**** Source data

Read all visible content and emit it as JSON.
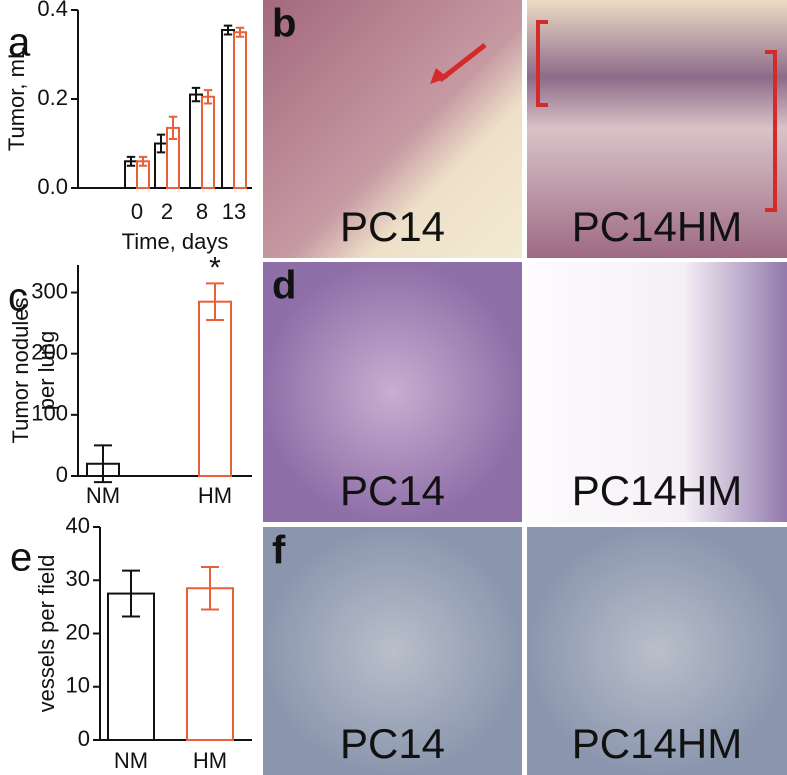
{
  "chart_data": [
    {
      "type": "bar",
      "panel": "a",
      "ylabel": "Tumor, mL",
      "xlabel": "Time, days",
      "categories": [
        "0",
        "2",
        "8",
        "13"
      ],
      "series": [
        {
          "color": "#111111",
          "values": [
            0.06,
            0.1,
            0.21,
            0.355
          ],
          "errors": [
            0.01,
            0.02,
            0.015,
            0.01
          ]
        },
        {
          "color": "#e8603a",
          "values": [
            0.06,
            0.135,
            0.205,
            0.35
          ],
          "errors": [
            0.01,
            0.025,
            0.015,
            0.01
          ]
        }
      ],
      "ylim": [
        0,
        0.4
      ],
      "yticks": [
        {
          "value": 0,
          "label": "0.0"
        },
        {
          "value": 0.2,
          "label": "0.2"
        },
        {
          "value": 0.4,
          "label": "0.4"
        }
      ]
    },
    {
      "type": "bar",
      "panel": "c",
      "ylabel": [
        "Tumor nodules",
        "per lung"
      ],
      "categories": [
        "NM",
        "HM"
      ],
      "colors": [
        "#111111",
        "#e8603a"
      ],
      "values": [
        20,
        285
      ],
      "errors": [
        30,
        30
      ],
      "annotations": [
        null,
        "*"
      ],
      "ylim": [
        0,
        345
      ],
      "yticks": [
        0,
        100,
        200,
        300
      ]
    },
    {
      "type": "bar",
      "panel": "e",
      "ylabel": "vessels per field",
      "categories": [
        "NM",
        "HM"
      ],
      "colors": [
        "#111111",
        "#e8603a"
      ],
      "values": [
        27.5,
        28.5
      ],
      "errors": [
        4.3,
        4
      ],
      "ylim": [
        0,
        40
      ],
      "yticks": [
        0,
        10,
        20,
        30,
        40
      ]
    }
  ],
  "images": [
    {
      "panel": "b",
      "captions": [
        "PC14",
        "PC14HM"
      ]
    },
    {
      "panel": "d",
      "captions": [
        "PC14",
        "PC14HM"
      ]
    },
    {
      "panel": "f",
      "captions": [
        "PC14",
        "PC14HM"
      ]
    }
  ]
}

********

* Exercise instructions: Copy all the records word for word and keep the pictures out.

* Solution for this exercise:
Read all visible content and emit it as JSON.
{
  "chart_data": [
    {
      "type": "bar",
      "panel": "a",
      "ylabel": "Tumor, mL",
      "xlabel": "Time, days",
      "categories": [
        "0",
        "2",
        "8",
        "13"
      ],
      "series": [
        {
          "color": "#111111",
          "values": [
            0.06,
            0.1,
            0.21,
            0.355
          ],
          "errors": [
            0.01,
            0.02,
            0.015,
            0.01
          ]
        },
        {
          "color": "#e8603a",
          "values": [
            0.06,
            0.135,
            0.205,
            0.35
          ],
          "errors": [
            0.01,
            0.025,
            0.015,
            0.01
          ]
        }
      ],
      "ylim": [
        0,
        0.4
      ],
      "yticks": [
        {
          "value": 0,
          "label": "0.0"
        },
        {
          "value": 0.2,
          "label": "0.2"
        },
        {
          "value": 0.4,
          "label": "0.4"
        }
      ]
    },
    {
      "type": "bar",
      "panel": "c",
      "ylabel": [
        "Tumor nodules",
        "per lung"
      ],
      "categories": [
        "NM",
        "HM"
      ],
      "colors": [
        "#111111",
        "#e8603a"
      ],
      "values": [
        20,
        285
      ],
      "errors": [
        30,
        30
      ],
      "annotations": [
        null,
        "*"
      ],
      "ylim": [
        0,
        345
      ],
      "yticks": [
        0,
        100,
        200,
        300
      ]
    },
    {
      "type": "bar",
      "panel": "e",
      "ylabel": "vessels per field",
      "categories": [
        "NM",
        "HM"
      ],
      "colors": [
        "#111111",
        "#e8603a"
      ],
      "values": [
        27.5,
        28.5
      ],
      "errors": [
        4.3,
        4
      ],
      "ylim": [
        0,
        40
      ],
      "yticks": [
        0,
        10,
        20,
        30,
        40
      ]
    }
  ],
  "images": [
    {
      "panel": "b",
      "captions": [
        "PC14",
        "PC14HM"
      ]
    },
    {
      "panel": "d",
      "captions": [
        "PC14",
        "PC14HM"
      ]
    },
    {
      "panel": "f",
      "captions": [
        "PC14",
        "PC14HM"
      ]
    }
  ]
}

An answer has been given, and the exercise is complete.